··· Available records ···

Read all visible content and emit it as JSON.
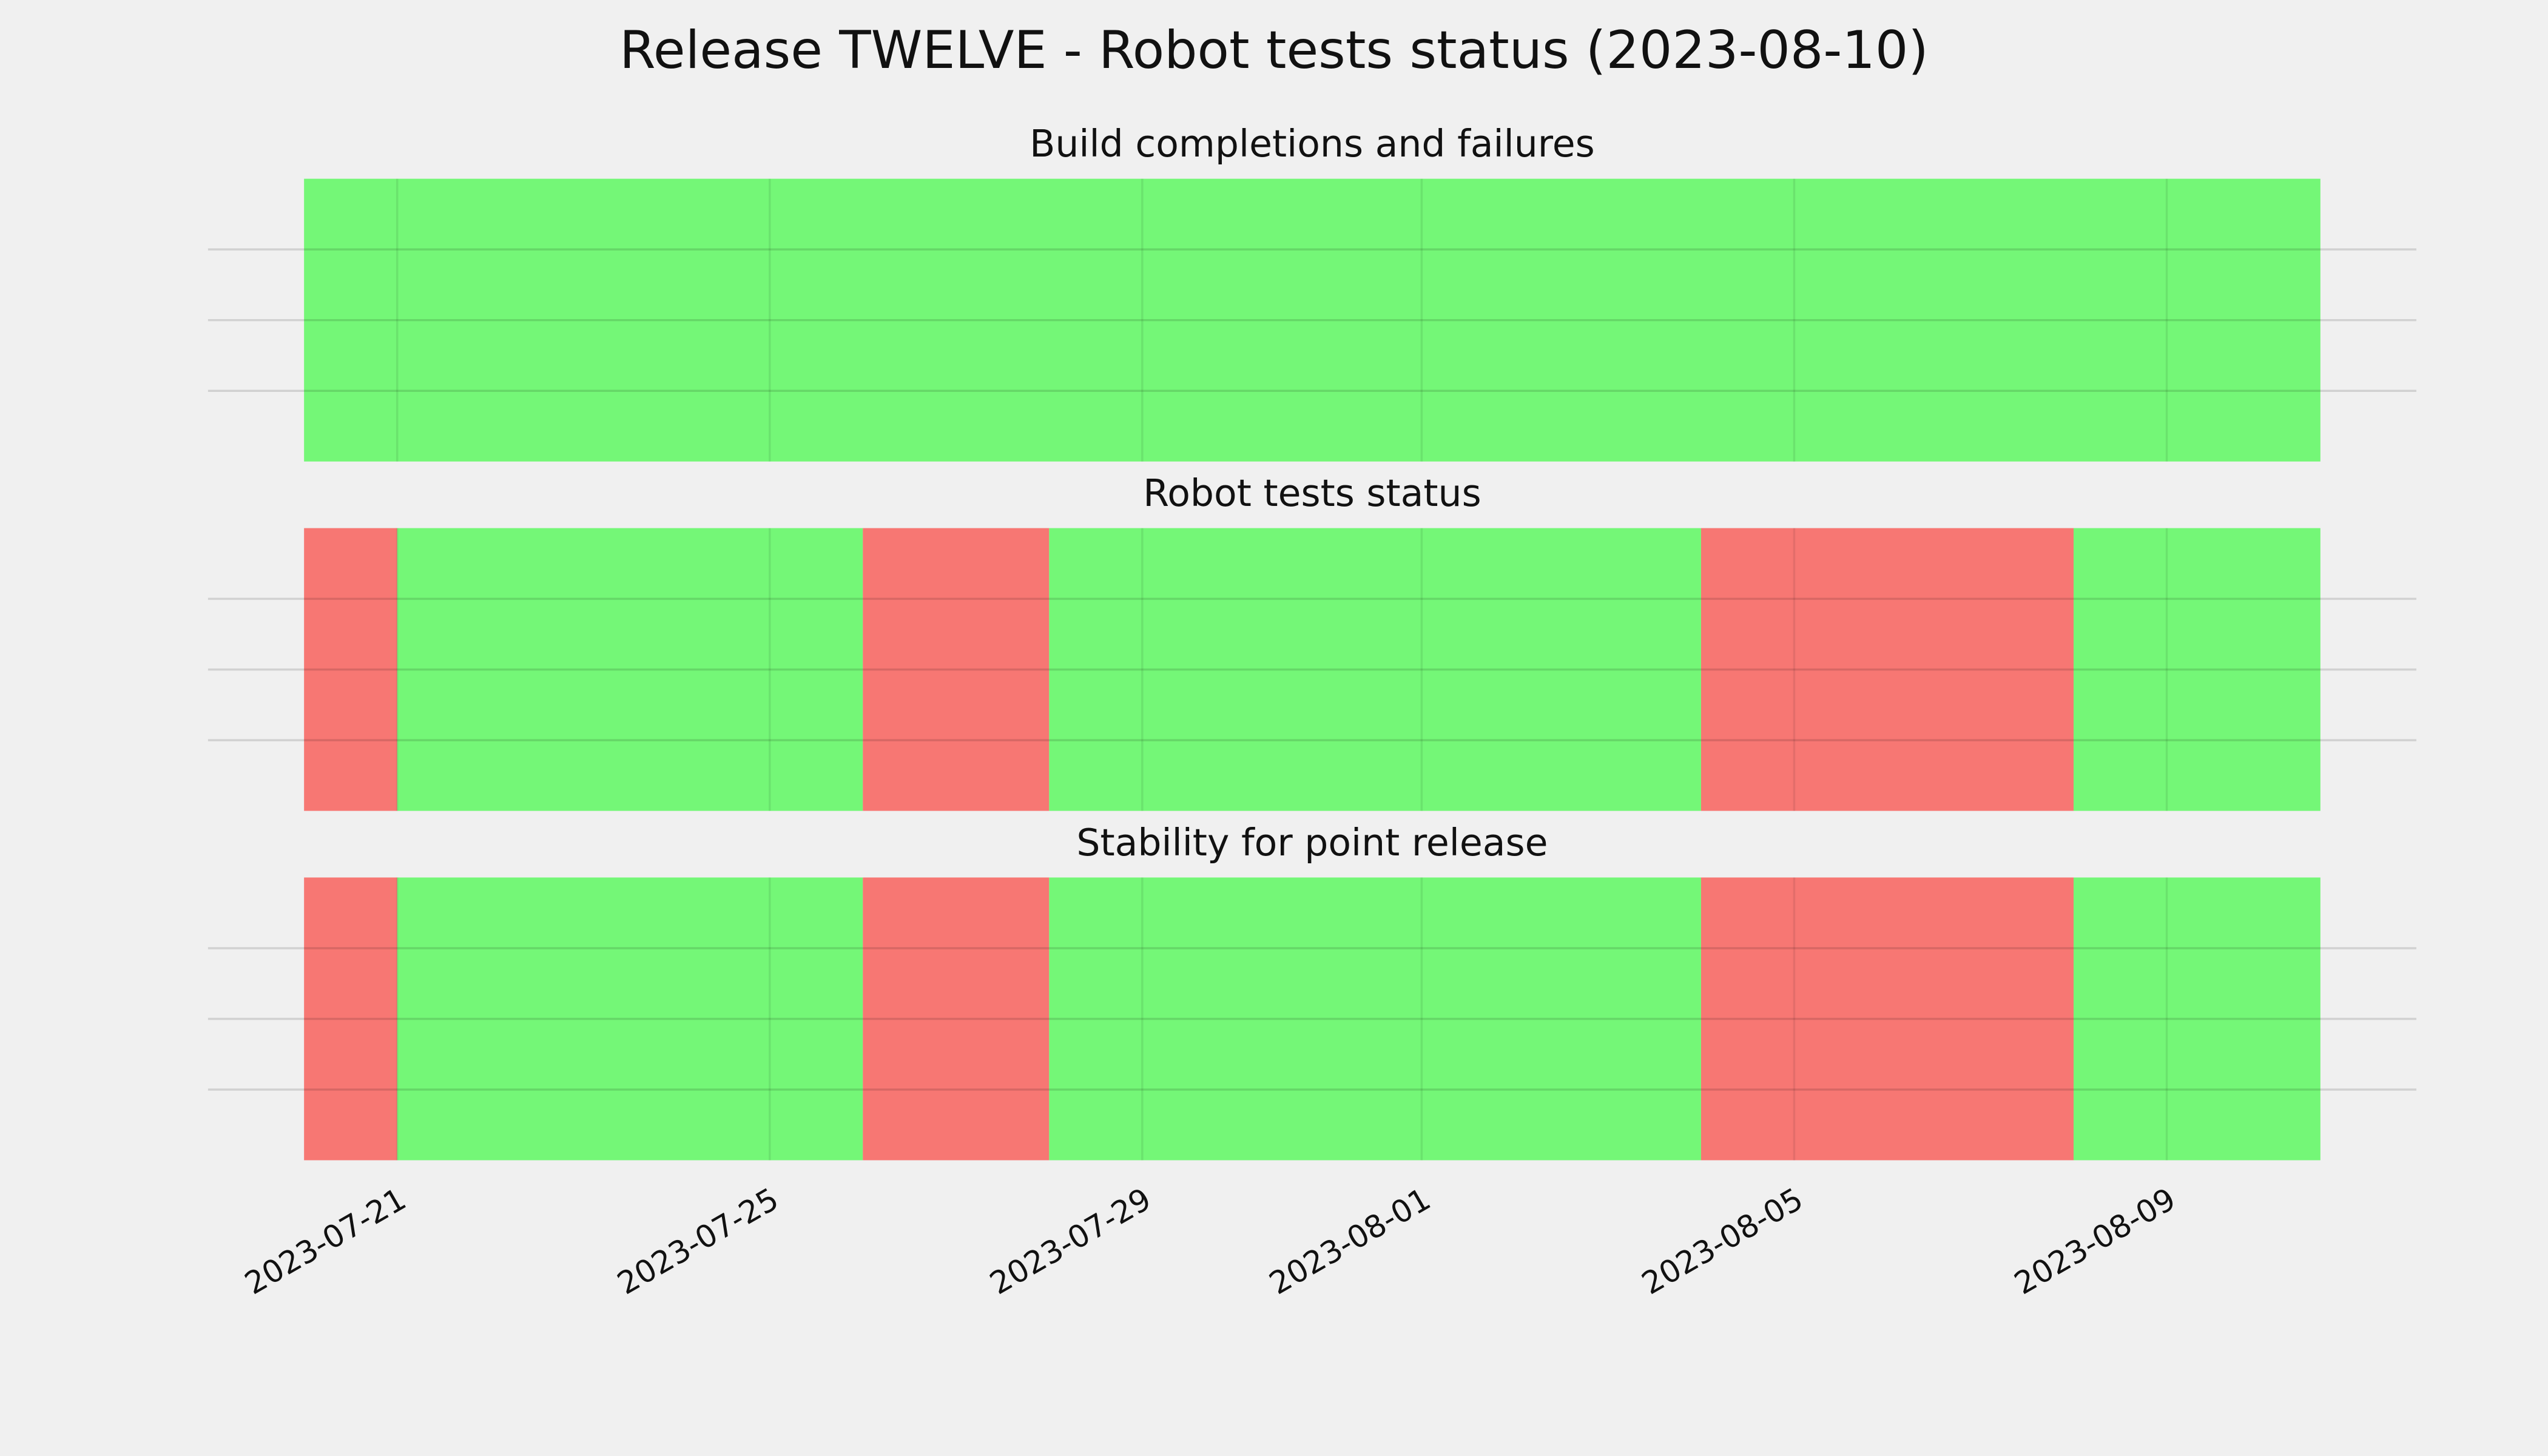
{
  "chart_data": {
    "type": "timeline",
    "title": "Release TWELVE - Robot tests status (2023-08-10)",
    "xlim": [
      "2023-07-18T23:15",
      "2023-08-11T16:20"
    ],
    "xticks": [
      "2023-07-21",
      "2023-07-25",
      "2023-07-29",
      "2023-08-01",
      "2023-08-05",
      "2023-08-09"
    ],
    "grid": true,
    "panels": [
      {
        "title": "Build completions and failures",
        "ylim": [
          0,
          1
        ],
        "yticks": [
          0.25,
          0.5,
          0.75
        ],
        "segments": [
          {
            "start": "2023-07-20",
            "end": "2023-08-10T15:36",
            "value": 1,
            "color": "#74f777"
          }
        ]
      },
      {
        "title": "Robot tests status",
        "ylim": [
          0,
          1
        ],
        "yticks": [
          0.25,
          0.5,
          0.75
        ],
        "segments": [
          {
            "start": "2023-07-20",
            "end": "2023-07-21",
            "value": 1,
            "color": "#f77773"
          },
          {
            "start": "2023-07-21",
            "end": "2023-07-26",
            "value": 1,
            "color": "#74f777"
          },
          {
            "start": "2023-07-26",
            "end": "2023-07-28",
            "value": 1,
            "color": "#f77773"
          },
          {
            "start": "2023-07-28",
            "end": "2023-08-04",
            "value": 1,
            "color": "#74f777"
          },
          {
            "start": "2023-08-04",
            "end": "2023-08-08",
            "value": 1,
            "color": "#f77773"
          },
          {
            "start": "2023-08-08",
            "end": "2023-08-10T15:36",
            "value": 1,
            "color": "#74f777"
          }
        ]
      },
      {
        "title": "Stability for point release",
        "ylim": [
          0,
          1
        ],
        "yticks": [
          0.25,
          0.5,
          0.75
        ],
        "segments": [
          {
            "start": "2023-07-20",
            "end": "2023-07-21",
            "value": 1,
            "color": "#f77773"
          },
          {
            "start": "2023-07-21",
            "end": "2023-07-26",
            "value": 1,
            "color": "#74f777"
          },
          {
            "start": "2023-07-26",
            "end": "2023-07-28",
            "value": 1,
            "color": "#f77773"
          },
          {
            "start": "2023-07-28",
            "end": "2023-08-04",
            "value": 1,
            "color": "#74f777"
          },
          {
            "start": "2023-08-04",
            "end": "2023-08-08",
            "value": 1,
            "color": "#f77773"
          },
          {
            "start": "2023-08-08",
            "end": "2023-08-10T15:36",
            "value": 1,
            "color": "#74f777"
          }
        ]
      }
    ]
  }
}
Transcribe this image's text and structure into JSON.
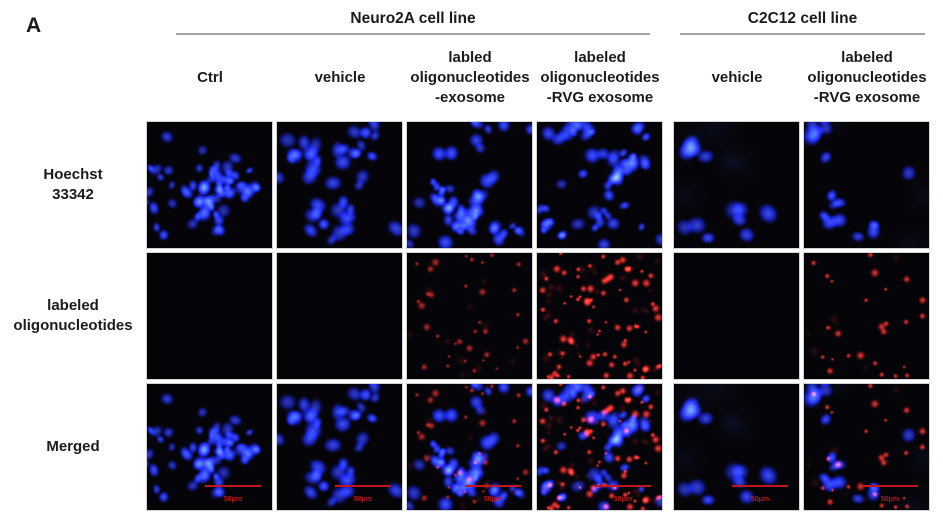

···

**Written instruction:**
Write out the full set of lines verbatim, without the pictures.

**Task solution:**
Read all visible content and emit it as JSON.
{
  "chart_data": {
    "type": "timeline",
    "title": "Release TWELVE - Robot tests status (2023-08-10)",
    "xlim": [
      "2023-07-18T23:15",
      "2023-08-11T16:20"
    ],
    "xticks": [
      "2023-07-21",
      "2023-07-25",
      "2023-07-29",
      "2023-08-01",
      "2023-08-05",
      "2023-08-09"
    ],
    "grid": true,
    "panels": [
      {
        "title": "Build completions and failures",
        "ylim": [
          0,
          1
        ],
        "yticks": [
          0.25,
          0.5,
          0.75
        ],
        "segments": [
          {
            "start": "2023-07-20",
            "end": "2023-08-10T15:36",
            "value": 1,
            "color": "#74f777"
          }
        ]
      },
      {
        "title": "Robot tests status",
        "ylim": [
          0,
          1
        ],
        "yticks": [
          0.25,
          0.5,
          0.75
        ],
        "segments": [
          {
            "start": "2023-07-20",
            "end": "2023-07-21",
            "value": 1,
            "color": "#f77773"
          },
          {
            "start": "2023-07-21",
            "end": "2023-07-26",
            "value": 1,
            "color": "#74f777"
          },
          {
            "start": "2023-07-26",
            "end": "2023-07-28",
            "value": 1,
            "color": "#f77773"
          },
          {
            "start": "2023-07-28",
            "end": "2023-08-04",
            "value": 1,
            "color": "#74f777"
          },
          {
            "start": "2023-08-04",
            "end": "2023-08-08",
            "value": 1,
            "color": "#f77773"
          },
          {
            "start": "2023-08-08",
            "end": "2023-08-10T15:36",
            "value": 1,
            "color": "#74f777"
          }
        ]
      },
      {
        "title": "Stability for point release",
        "ylim": [
          0,
          1
        ],
        "yticks": [
          0.25,
          0.5,
          0.75
        ],
        "segments": [
          {
            "start": "2023-07-20",
            "end": "2023-07-21",
            "value": 1,
            "color": "#f77773"
          },
          {
            "start": "2023-07-21",
            "end": "2023-07-26",
            "value": 1,
            "color": "#74f777"
          },
          {
            "start": "2023-07-26",
            "end": "2023-07-28",
            "value": 1,
            "color": "#f77773"
          },
          {
            "start": "2023-07-28",
            "end": "2023-08-04",
            "value": 1,
            "color": "#74f777"
          },
          {
            "start": "2023-08-04",
            "end": "2023-08-08",
            "value": 1,
            "color": "#f77773"
          },
          {
            "start": "2023-08-08",
            "end": "2023-08-10T15:36",
            "value": 1,
            "color": "#74f777"
          }
        ]
      }
    ]
  }
}
Transcribe this image's text and structure into JSON.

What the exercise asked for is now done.